▶ _WORK REQUEST_:
Where a line holds the word "einstimmig", copy that line from the data below.

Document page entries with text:
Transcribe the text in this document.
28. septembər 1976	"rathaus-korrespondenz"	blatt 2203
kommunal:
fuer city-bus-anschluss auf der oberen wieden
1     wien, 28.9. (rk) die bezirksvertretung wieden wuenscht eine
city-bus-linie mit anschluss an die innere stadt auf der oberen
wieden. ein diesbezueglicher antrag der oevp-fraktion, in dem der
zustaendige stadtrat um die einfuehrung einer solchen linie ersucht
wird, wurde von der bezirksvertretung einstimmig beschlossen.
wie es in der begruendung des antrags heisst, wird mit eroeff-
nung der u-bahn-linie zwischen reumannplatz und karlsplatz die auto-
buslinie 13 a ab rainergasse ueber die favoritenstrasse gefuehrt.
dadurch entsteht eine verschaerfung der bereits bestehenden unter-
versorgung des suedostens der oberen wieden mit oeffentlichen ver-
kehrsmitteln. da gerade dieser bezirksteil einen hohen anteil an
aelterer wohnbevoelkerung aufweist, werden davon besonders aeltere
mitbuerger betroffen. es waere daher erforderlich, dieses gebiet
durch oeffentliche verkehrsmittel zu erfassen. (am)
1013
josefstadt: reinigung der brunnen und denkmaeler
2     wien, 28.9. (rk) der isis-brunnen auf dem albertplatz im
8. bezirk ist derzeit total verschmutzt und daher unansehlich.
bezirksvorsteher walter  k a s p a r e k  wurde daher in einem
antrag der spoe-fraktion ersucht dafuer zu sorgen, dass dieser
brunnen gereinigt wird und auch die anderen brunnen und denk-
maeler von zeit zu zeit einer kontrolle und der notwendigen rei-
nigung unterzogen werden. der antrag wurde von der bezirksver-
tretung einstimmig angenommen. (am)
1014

▶ _RESPONSE AREA_:
wird, wurde von der bezirksvertretung einstimmig beschlossen.
tretung einstimmig angenommen. (am)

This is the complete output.